* **Written instruction**:
Return the records, each one exactly as written.

* **Material provided**:

━━━━━━━━━━━━━━━━

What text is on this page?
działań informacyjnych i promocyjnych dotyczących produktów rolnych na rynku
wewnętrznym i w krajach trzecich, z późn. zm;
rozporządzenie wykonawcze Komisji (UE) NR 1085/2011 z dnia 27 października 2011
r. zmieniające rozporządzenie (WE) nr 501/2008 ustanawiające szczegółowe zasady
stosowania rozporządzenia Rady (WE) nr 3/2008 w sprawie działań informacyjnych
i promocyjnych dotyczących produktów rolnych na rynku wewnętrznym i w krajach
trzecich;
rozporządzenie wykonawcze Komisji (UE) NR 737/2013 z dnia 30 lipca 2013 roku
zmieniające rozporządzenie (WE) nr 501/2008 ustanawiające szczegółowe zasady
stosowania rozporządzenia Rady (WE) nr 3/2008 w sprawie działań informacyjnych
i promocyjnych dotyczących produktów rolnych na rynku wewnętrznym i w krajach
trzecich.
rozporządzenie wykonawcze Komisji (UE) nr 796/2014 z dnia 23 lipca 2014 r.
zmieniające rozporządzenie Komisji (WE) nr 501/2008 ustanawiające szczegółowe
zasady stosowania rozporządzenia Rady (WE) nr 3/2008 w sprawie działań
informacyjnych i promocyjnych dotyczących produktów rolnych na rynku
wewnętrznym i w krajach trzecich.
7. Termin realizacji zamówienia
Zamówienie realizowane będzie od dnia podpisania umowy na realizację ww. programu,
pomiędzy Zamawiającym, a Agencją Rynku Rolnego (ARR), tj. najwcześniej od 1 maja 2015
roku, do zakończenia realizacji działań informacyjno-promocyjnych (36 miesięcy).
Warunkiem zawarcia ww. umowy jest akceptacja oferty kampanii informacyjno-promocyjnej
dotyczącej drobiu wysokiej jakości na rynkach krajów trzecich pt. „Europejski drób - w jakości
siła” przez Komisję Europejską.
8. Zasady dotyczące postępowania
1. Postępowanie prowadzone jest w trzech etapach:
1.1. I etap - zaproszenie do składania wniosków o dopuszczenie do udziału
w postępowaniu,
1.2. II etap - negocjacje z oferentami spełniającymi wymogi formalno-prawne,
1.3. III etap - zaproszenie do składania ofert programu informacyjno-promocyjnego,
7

━━━━━━━━━━━━━━━━

* **Solution for this problem**:
What text is on this page?
działań informacyjnych i promocyjnych dotyczących produktów rolnych na rynku
wewnętrznym i w krajach trzecich, z późn. zm;
rozporządzenie wykonawcze Komisji (UE) NR 1085/2011 z dnia 27 października 2011
r. zmieniające rozporządzenie (WE) nr 501/2008 ustanawiające szczegółowe zasady
stosowania rozporządzenia Rady (WE) nr 3/2008 w sprawie działań informacyjnych
i promocyjnych dotyczących produktów rolnych na rynku wewnętrznym i w krajach
trzecich;
rozporządzenie wykonawcze Komisji (UE) NR 737/2013 z dnia 30 lipca 2013 roku
zmieniające rozporządzenie (WE) nr 501/2008 ustanawiające szczegółowe zasady
stosowania rozporządzenia Rady (WE) nr 3/2008 w sprawie działań informacyjnych
i promocyjnych dotyczących produktów rolnych na rynku wewnętrznym i w krajach
trzecich.
rozporządzenie wykonawcze Komisji (UE) nr 796/2014 z dnia 23 lipca 2014 r.
zmieniające rozporządzenie Komisji (WE) nr 501/2008 ustanawiające szczegółowe
zasady stosowania rozporządzenia Rady (WE) nr 3/2008 w sprawie działań
informacyjnych i promocyjnych dotyczących produktów rolnych na rynku
wewnętrznym i w krajach trzecich.
7. Termin realizacji zamówienia
Zamówienie realizowane będzie od dnia podpisania umowy na realizację ww. programu,
pomiędzy Zamawiającym, a Agencją Rynku Rolnego (ARR), tj. najwcześniej od 1 maja 2015
roku, do zakończenia realizacji działań informacyjno-promocyjnych (36 miesięcy).
Warunkiem zawarcia ww. umowy jest akceptacja oferty kampanii informacyjno-promocyjnej
dotyczącej drobiu wysokiej jakości na rynkach krajów trzecich pt. „Europejski drób - w jakości
siła” przez Komisję Europejską.
8. Zasady dotyczące postępowania
1. Postępowanie prowadzone jest w trzech etapach:
1.1. I etap - zaproszenie do składania wniosków o dopuszczenie do udziału
w postępowaniu,
1.2. II etap - negocjacje z oferentami spełniającymi wymogi formalno-prawne,
1.3. III etap - zaproszenie do składania ofert programu informacyjno-promocyjnego,
7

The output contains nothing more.